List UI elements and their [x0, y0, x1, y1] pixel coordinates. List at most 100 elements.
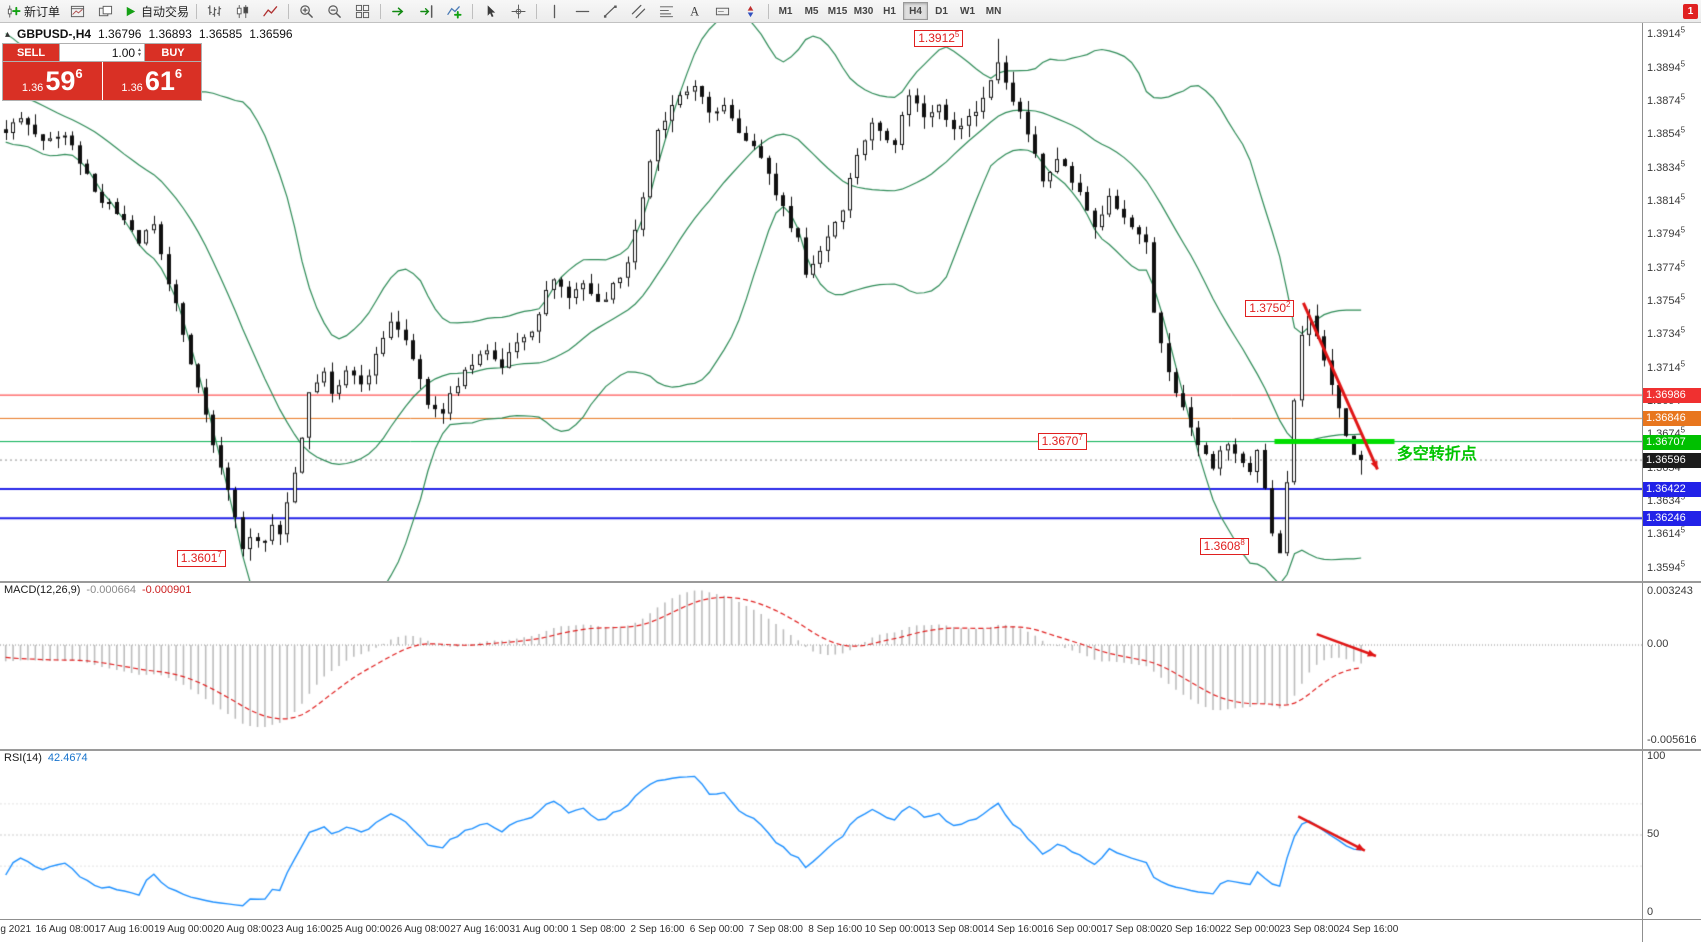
price-chart-canvas[interactable] [0, 23, 1642, 581]
text-button[interactable]: A [681, 1, 708, 22]
timeframe-m15-button[interactable]: M15 [827, 5, 848, 17]
channel-icon [631, 4, 646, 19]
timeframe-m5-button[interactable]: M5 [804, 5, 819, 17]
rsi-plot-area: RSI(14) 42.4674 [0, 751, 1642, 919]
macd-plot-area: MACD(12,26,9) -0.000664 -0.000901 [0, 583, 1642, 749]
toolbar-separator [768, 3, 770, 19]
buy-label: BUY [145, 44, 201, 61]
new-order-label: 新订单 [24, 4, 61, 19]
time-tick-label: 13 Sep 08:00 [924, 924, 984, 935]
time-tick-label: 23 Sep 08:00 [1279, 924, 1340, 935]
level-price-chip: 1.36986 [1643, 388, 1701, 404]
macd-axis-label: 0.003243 [1647, 585, 1693, 597]
indicators-list-button[interactable] [441, 1, 468, 22]
line-chart-button[interactable] [257, 1, 284, 22]
panel-separator[interactable] [0, 749, 1701, 751]
auto-trading-button[interactable]: 自动交易 [120, 1, 192, 22]
macd-axis-label: 0.00 [1647, 638, 1669, 651]
macd-main-value: -0.000664 [86, 584, 136, 596]
timeframe-mn-button[interactable]: MN [985, 5, 1002, 17]
panel-separator[interactable] [0, 581, 1701, 583]
main-toolbar: 新订单 自动交易 A M1 M5 M15 M30 H1 H4 D1 W1 MN 1 [0, 0, 1701, 23]
bar-chart-button[interactable] [201, 1, 228, 22]
candlestick-chart-button[interactable] [229, 1, 256, 22]
chart-shift-icon [419, 4, 434, 19]
time-tick-label: 17 Aug 16:00 [94, 924, 154, 935]
zoom-out-button[interactable] [321, 1, 348, 22]
macd-canvas[interactable] [0, 583, 1642, 749]
rsi-axis[interactable]: 100 50 0 [1642, 751, 1701, 919]
annotation-text[interactable]: 多空转折点 [1396, 445, 1477, 463]
sell-button[interactable]: 1.36 59 6 [3, 62, 102, 100]
price-callout-label[interactable]: 1.37502 [1245, 300, 1295, 318]
price-tick-label: 1.38545 [1647, 125, 1686, 141]
time-tick-label: 31 Aug 00:00 [509, 924, 569, 935]
timeframe-w1-button[interactable]: W1 [960, 5, 976, 17]
sell-price-big: 59 [45, 66, 76, 96]
chart-shift-button[interactable] [413, 1, 440, 22]
text-label-button[interactable] [709, 1, 736, 22]
new-chart-icon [70, 4, 85, 19]
volume-spinner[interactable]: ▲ ▼ [137, 46, 142, 58]
label-icon [715, 4, 730, 19]
macd-signal-value: -0.000901 [141, 584, 192, 596]
zoom-in-button[interactable] [293, 1, 320, 22]
time-tick-label: 20 Sep 16:00 [1161, 924, 1221, 935]
price-tick-label: 1.37745 [1647, 259, 1686, 274]
toolbar-separator [288, 3, 290, 19]
price-axis[interactable]: 1.39145 1.38945 1.38745 1.38545 1.38345 1.381… [1642, 23, 1701, 581]
indicators-icon [447, 4, 462, 19]
ohlc-close: 1.36596 [249, 27, 293, 41]
trendline-button[interactable] [597, 1, 624, 22]
tile-windows-button[interactable] [349, 1, 376, 22]
price-tick-label: 1.38145 [1647, 192, 1686, 208]
rsi-name: RSI(14) [4, 752, 42, 764]
time-tick-label: 17 Sep 08:00 [1101, 924, 1162, 935]
line-chart-icon [263, 4, 278, 19]
timeframe-m1-button[interactable]: M1 [778, 5, 793, 17]
new-order-button[interactable]: 新订单 [3, 1, 63, 22]
crosshair-button[interactable] [505, 1, 532, 22]
sell-price-pip: 6 [75, 66, 83, 81]
cursor-button[interactable] [477, 1, 504, 22]
macd-axis[interactable]: 0.003243 0.00 -0.005616 [1642, 583, 1701, 749]
time-tick-label: 2 Sep 16:00 [630, 924, 685, 935]
buy-button[interactable]: 1.36 61 6 [102, 62, 201, 100]
price-tick-label: 1.36145 [1647, 525, 1686, 541]
price-callout-label[interactable]: 1.36017 [176, 549, 226, 567]
time-tick-label: 27 Aug 16:00 [450, 924, 510, 935]
collapse-panel-icon[interactable]: ▴ [5, 28, 11, 40]
horizontal-line-button[interactable] [569, 1, 596, 22]
timeframe-m30-button[interactable]: M30 [853, 5, 874, 17]
notification-badge[interactable]: 1 [1683, 3, 1698, 19]
fibo-icon [659, 4, 674, 19]
timeframe-h1-button[interactable]: H1 [883, 5, 896, 17]
volume-input[interactable]: 1.00 ▲ ▼ [59, 44, 145, 61]
fibonacci-retracement-button[interactable] [653, 1, 680, 22]
price-callout-label[interactable]: 1.36707 [1037, 432, 1087, 450]
new-chart-button[interactable] [64, 1, 91, 22]
price-tick-label: 1.37145 [1647, 358, 1686, 374]
rsi-axis-label: 100 [1647, 751, 1666, 763]
equidistant-channel-button[interactable] [625, 1, 652, 22]
vertical-line-button[interactable] [541, 1, 568, 22]
profiles-button[interactable] [92, 1, 119, 22]
rsi-axis-label: 50 [1647, 828, 1660, 840]
new-order-icon [6, 4, 21, 19]
profiles-icon [98, 4, 113, 19]
price-callout-label[interactable]: 1.39125 [914, 29, 964, 47]
ohlc-high: 1.36893 [148, 27, 192, 41]
price-callout-label[interactable]: 1.36088 [1199, 537, 1249, 555]
tile-windows-icon [355, 4, 370, 19]
buy-price-pip: 6 [174, 66, 183, 81]
price-tick-label: 1.37545 [1647, 292, 1686, 307]
rsi-axis-label: 0 [1647, 905, 1654, 918]
time-tick-label: 22 Sep 00:00 [1220, 924, 1280, 935]
timeframe-d1-button[interactable]: D1 [935, 5, 948, 17]
auto-scroll-button[interactable] [385, 1, 412, 22]
zoom-out-icon [327, 4, 342, 19]
timeframe-h4-button[interactable]: H4 [903, 2, 929, 20]
rsi-canvas[interactable] [0, 751, 1642, 919]
arrows-button[interactable] [737, 1, 764, 22]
● ● ● ●
Identify every line of the rows that contains the string "area", and copy each one.

RESPONSE TO THE EXERCISE:
rsi-plot-area: RSI(14) 42.4674 [0, 751, 1642, 919]
macd-plot-area: MACD(12,26,9) -0.000664 -0.000901 [0, 583, 1642, 749]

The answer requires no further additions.